Dataset records
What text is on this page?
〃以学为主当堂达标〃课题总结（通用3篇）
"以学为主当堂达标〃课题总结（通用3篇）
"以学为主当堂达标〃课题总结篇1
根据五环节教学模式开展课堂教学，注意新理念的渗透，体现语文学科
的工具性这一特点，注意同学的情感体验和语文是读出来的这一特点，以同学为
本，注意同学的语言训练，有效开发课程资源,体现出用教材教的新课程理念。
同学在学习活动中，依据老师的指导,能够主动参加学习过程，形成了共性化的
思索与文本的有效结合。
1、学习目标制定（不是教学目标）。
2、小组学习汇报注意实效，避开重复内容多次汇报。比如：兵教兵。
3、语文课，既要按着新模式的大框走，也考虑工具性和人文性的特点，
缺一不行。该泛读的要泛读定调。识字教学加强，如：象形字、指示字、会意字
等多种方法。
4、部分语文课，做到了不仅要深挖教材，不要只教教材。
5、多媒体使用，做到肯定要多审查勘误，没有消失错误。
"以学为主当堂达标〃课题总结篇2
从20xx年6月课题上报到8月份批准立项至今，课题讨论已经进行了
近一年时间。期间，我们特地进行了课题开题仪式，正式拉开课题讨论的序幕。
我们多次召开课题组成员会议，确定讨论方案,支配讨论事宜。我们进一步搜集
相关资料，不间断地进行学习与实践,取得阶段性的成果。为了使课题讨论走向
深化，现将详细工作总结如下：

Exercise instructions
Give the entries again in full, exactly as they are written.

Right answer
What text is on this page?
〃以学为主当堂达标〃课题总结（通用3篇）
"以学为主当堂达标〃课题总结（通用3篇）
"以学为主当堂达标〃课题总结篇1
根据五环节教学模式开展课堂教学，注意新理念的渗透，体现语文学科
的工具性这一特点，注意同学的情感体验和语文是读出来的这一特点，以同学为
本，注意同学的语言训练，有效开发课程资源,体现出用教材教的新课程理念。
同学在学习活动中，依据老师的指导,能够主动参加学习过程，形成了共性化的
思索与文本的有效结合。
1、学习目标制定（不是教学目标）。
2、小组学习汇报注意实效，避开重复内容多次汇报。比如：兵教兵。
3、语文课，既要按着新模式的大框走，也考虑工具性和人文性的特点，
缺一不行。该泛读的要泛读定调。识字教学加强，如：象形字、指示字、会意字
等多种方法。
4、部分语文课，做到了不仅要深挖教材，不要只教教材。
5、多媒体使用，做到肯定要多审查勘误，没有消失错误。
"以学为主当堂达标〃课题总结篇2
从20xx年6月课题上报到8月份批准立项至今，课题讨论已经进行了
近一年时间。期间，我们特地进行了课题开题仪式，正式拉开课题讨论的序幕。
我们多次召开课题组成员会议，确定讨论方案,支配讨论事宜。我们进一步搜集
相关资料，不间断地进行学习与实践,取得阶段性的成果。为了使课题讨论走向
深化，现将详细工作总结如下：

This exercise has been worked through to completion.